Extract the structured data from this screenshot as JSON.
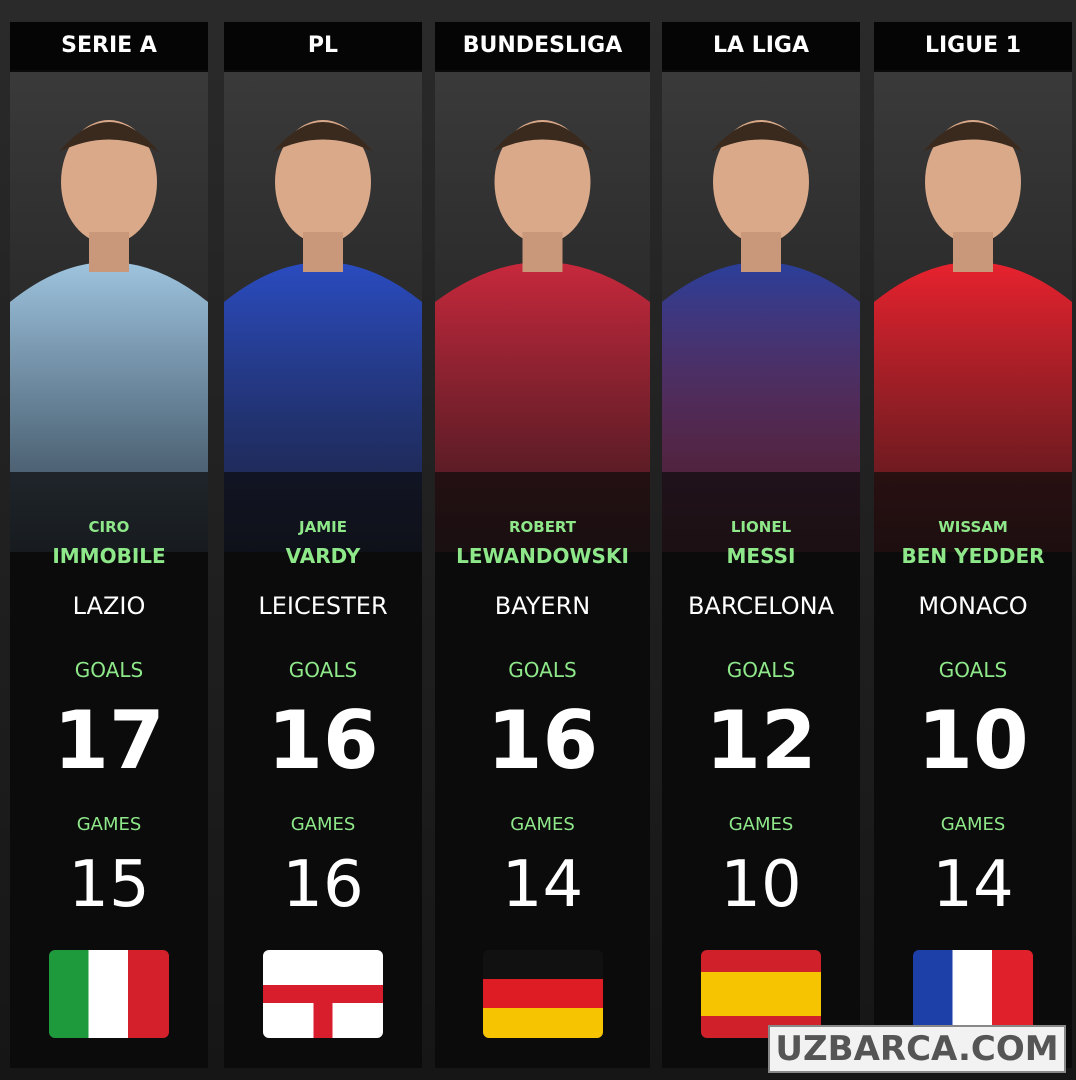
{
  "columns": [
    {
      "league": "SERIE A",
      "first_name": "CIRO",
      "last_name": "IMMOBILE",
      "club": "LAZIO",
      "goals_label": "GOALS",
      "goals": 17,
      "games_label": "GAMES",
      "games": 15
    },
    {
      "league": "PL",
      "first_name": "JAMIE",
      "last_name": "VARDY",
      "club": "LEICESTER",
      "goals_label": "GOALS",
      "goals": 16,
      "games_label": "GAMES",
      "games": 16
    },
    {
      "league": "BUNDESLIGA",
      "first_name": "ROBERT",
      "last_name": "LEWANDOWSKI",
      "club": "BAYERN",
      "goals_label": "GOALS",
      "goals": 16,
      "games_label": "GAMES",
      "games": 14
    },
    {
      "league": "LA LIGA",
      "first_name": "LIONEL",
      "last_name": "MESSI",
      "club": "BARCELONA",
      "goals_label": "GOALS",
      "goals": 12,
      "games_label": "GAMES",
      "games": 10
    },
    {
      "league": "LIGUE 1",
      "first_name": "WISSAM",
      "last_name": "BEN YEDDER",
      "club": "MONACO",
      "goals_label": "GOALS",
      "goals": 10,
      "games_label": "GAMES",
      "games": 14
    }
  ],
  "watermark": "UZBARCA.COM"
}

________________________

▶ SET PROBLEM
Repeat all the records above exactly, leaving out any pictures.

▶ EXERCISE SOLUTION
Extract the structured data from this screenshot as JSON.
{
  "columns": [
    {
      "league": "SERIE A",
      "first_name": "CIRO",
      "last_name": "IMMOBILE",
      "club": "LAZIO",
      "goals_label": "GOALS",
      "goals": 17,
      "games_label": "GAMES",
      "games": 15
    },
    {
      "league": "PL",
      "first_name": "JAMIE",
      "last_name": "VARDY",
      "club": "LEICESTER",
      "goals_label": "GOALS",
      "goals": 16,
      "games_label": "GAMES",
      "games": 16
    },
    {
      "league": "BUNDESLIGA",
      "first_name": "ROBERT",
      "last_name": "LEWANDOWSKI",
      "club": "BAYERN",
      "goals_label": "GOALS",
      "goals": 16,
      "games_label": "GAMES",
      "games": 14
    },
    {
      "league": "LA LIGA",
      "first_name": "LIONEL",
      "last_name": "MESSI",
      "club": "BARCELONA",
      "goals_label": "GOALS",
      "goals": 12,
      "games_label": "GAMES",
      "games": 10
    },
    {
      "league": "LIGUE 1",
      "first_name": "WISSAM",
      "last_name": "BEN YEDDER",
      "club": "MONACO",
      "goals_label": "GOALS",
      "goals": 10,
      "games_label": "GAMES",
      "games": 14
    }
  ],
  "watermark": "UZBARCA.COM"
}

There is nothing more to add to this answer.